• Task instructions: Of all the lines in the material, how many include the word "ſang"? Give only the number.

Dataset entries
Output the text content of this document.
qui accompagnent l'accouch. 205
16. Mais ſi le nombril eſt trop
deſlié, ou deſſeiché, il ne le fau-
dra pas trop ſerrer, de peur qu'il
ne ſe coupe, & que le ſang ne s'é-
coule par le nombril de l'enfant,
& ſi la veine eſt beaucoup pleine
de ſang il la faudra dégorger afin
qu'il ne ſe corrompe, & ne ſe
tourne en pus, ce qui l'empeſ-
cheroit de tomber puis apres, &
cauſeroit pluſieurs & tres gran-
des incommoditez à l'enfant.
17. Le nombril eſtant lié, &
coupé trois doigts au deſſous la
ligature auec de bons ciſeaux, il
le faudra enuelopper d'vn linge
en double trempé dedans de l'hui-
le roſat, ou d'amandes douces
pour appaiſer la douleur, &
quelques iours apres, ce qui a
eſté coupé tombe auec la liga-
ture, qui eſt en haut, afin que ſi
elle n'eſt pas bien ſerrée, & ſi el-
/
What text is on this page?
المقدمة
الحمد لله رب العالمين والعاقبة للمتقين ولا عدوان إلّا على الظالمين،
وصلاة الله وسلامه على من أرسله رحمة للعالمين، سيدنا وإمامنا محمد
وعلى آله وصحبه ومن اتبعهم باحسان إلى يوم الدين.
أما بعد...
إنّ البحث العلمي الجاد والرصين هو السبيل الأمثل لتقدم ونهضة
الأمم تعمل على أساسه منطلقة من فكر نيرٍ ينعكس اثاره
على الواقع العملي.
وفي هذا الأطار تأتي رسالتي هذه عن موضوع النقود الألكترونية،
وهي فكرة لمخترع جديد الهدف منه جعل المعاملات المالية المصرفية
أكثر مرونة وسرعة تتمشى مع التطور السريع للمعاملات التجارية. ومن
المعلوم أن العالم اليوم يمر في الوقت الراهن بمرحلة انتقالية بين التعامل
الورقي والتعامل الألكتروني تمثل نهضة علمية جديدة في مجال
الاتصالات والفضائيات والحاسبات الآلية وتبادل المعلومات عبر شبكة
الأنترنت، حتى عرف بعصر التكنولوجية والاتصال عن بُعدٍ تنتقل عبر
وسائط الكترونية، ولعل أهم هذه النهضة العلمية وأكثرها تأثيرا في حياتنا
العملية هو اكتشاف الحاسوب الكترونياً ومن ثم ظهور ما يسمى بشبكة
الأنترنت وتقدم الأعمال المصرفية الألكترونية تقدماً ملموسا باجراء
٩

• Complete output: 2